(WORK TO DO):
Read through the data and count the lines that contain the string "close"; give only the result.

===== MATERIAL FOR THIS TASK

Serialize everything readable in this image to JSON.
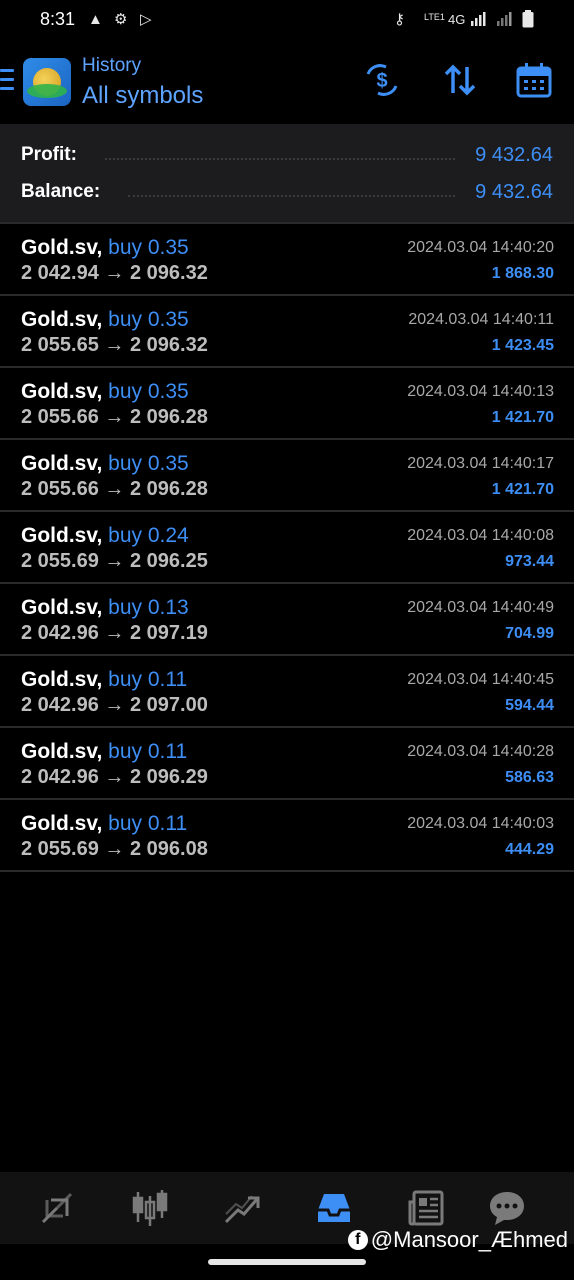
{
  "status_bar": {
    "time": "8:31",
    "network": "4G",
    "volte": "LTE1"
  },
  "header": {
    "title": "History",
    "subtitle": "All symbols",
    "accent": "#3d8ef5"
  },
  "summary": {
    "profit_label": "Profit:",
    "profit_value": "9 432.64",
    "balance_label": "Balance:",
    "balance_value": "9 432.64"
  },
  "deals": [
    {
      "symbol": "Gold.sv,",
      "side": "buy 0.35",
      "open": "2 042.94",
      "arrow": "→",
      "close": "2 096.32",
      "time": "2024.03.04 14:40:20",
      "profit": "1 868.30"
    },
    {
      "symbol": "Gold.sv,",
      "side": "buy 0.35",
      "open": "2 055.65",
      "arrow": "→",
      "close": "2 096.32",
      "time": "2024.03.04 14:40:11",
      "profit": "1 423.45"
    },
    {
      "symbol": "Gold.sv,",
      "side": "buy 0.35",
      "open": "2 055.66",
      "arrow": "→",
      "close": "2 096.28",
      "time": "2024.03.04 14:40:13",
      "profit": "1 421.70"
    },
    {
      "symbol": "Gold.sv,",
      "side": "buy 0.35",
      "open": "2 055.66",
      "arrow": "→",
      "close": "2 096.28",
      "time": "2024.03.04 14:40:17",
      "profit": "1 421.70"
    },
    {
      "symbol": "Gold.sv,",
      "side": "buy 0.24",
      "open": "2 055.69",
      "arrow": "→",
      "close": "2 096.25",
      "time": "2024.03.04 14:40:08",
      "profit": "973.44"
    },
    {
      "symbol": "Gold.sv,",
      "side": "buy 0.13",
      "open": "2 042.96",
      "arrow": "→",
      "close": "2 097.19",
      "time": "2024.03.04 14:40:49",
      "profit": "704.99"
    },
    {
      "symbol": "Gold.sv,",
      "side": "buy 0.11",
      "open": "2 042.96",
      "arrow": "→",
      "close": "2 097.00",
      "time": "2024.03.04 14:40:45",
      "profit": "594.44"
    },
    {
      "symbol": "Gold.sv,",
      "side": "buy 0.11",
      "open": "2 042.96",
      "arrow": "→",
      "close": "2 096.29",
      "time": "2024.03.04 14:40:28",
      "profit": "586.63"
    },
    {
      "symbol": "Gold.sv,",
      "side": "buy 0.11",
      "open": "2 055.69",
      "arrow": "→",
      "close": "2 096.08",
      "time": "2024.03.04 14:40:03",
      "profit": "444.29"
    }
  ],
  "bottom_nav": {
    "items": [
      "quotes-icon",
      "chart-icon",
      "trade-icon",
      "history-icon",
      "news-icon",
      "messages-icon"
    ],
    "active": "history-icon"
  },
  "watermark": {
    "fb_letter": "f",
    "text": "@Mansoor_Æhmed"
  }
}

==========

(FINAL RESULT):
9